Ausgewählter Textauszug –

# homepage in photoshop deutsches tutorial



## el.acero (20. April 2002)

hat da jemand was? 
ich hab nur das englishe gefunden


----------



## boyakasha (20. April 2002)

Ich schließe mich der suche an!

Boyakasha


----------



## Mythos007 (20. April 2002)

Chellaz Zusammen,

könnt ihr euer Problem mal bitte etwas genauer 
beschreiben ? möchtet ihr gern ein Image Ready
tutorial oder dergleichen ? - bis dann dann M.


----------



## el.acero (20. April 2002)

http://www.photoshopcafe.com/tutorials/super tutorial 2/website.htm

sowas quasi auf deutsch


----------



## s0nic (20. April 2002)

naja das ist sowieso mehr "schulenglisch", also sehr leicht zu verstehen..

wenn nicht dann schau ma > 
hier < vorbei..


----------



## el.acero (20. April 2002)

Abschnitt des Datensatzes –

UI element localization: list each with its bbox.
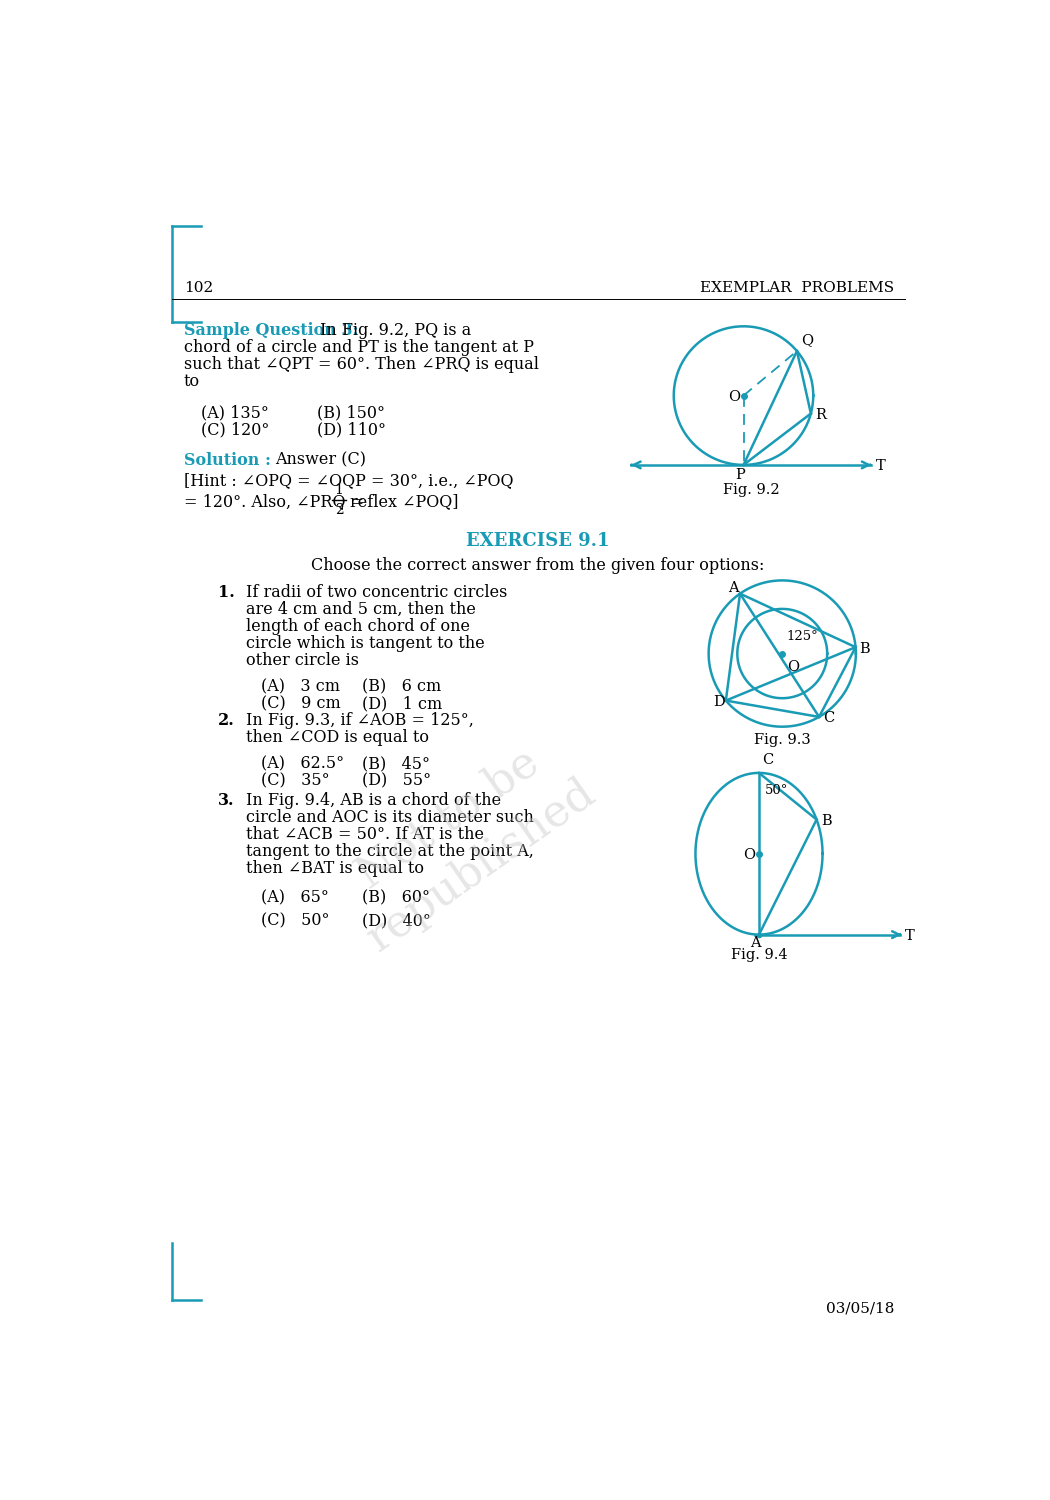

Aufgaben und Übungen –
• a. Bearbeite den Forenthread zum Photoshop-Tutorial: Gib die Stelle von "sowas quasi auf" bis "hier < vorbei.." wieder und setze dabei "einfaches Englisch" anstelle von "schulenglisch" ein.
• b. Beantworte diese Fragen zum Forenthread zum Photoshop-Tutorial:
(i) An welchem Datum wurden die Beiträge geschrieben?
(ii) Nach welcher Art von Tutorial fragt Mythos007 nach?
(iii) Wie leicht ist das englische Tutorial laut s0nic zu verstehen?

Lösungen –
• a.
sowas quasi auf deutsch


----------



## s0nic (20. April 2002)

naja das ist sowieso mehr "einfaches Englisch", also sehr leicht zu verstehen..

wenn nicht dann schau ma > 
hier < vorbei..

• b.
(i) Am 20. April 2002.
(ii) Nach einem Image Ready Tutorial oder etwas in der Art.
(iii) Sehr leicht, weil es sowieso mehr "schulenglisch" ist.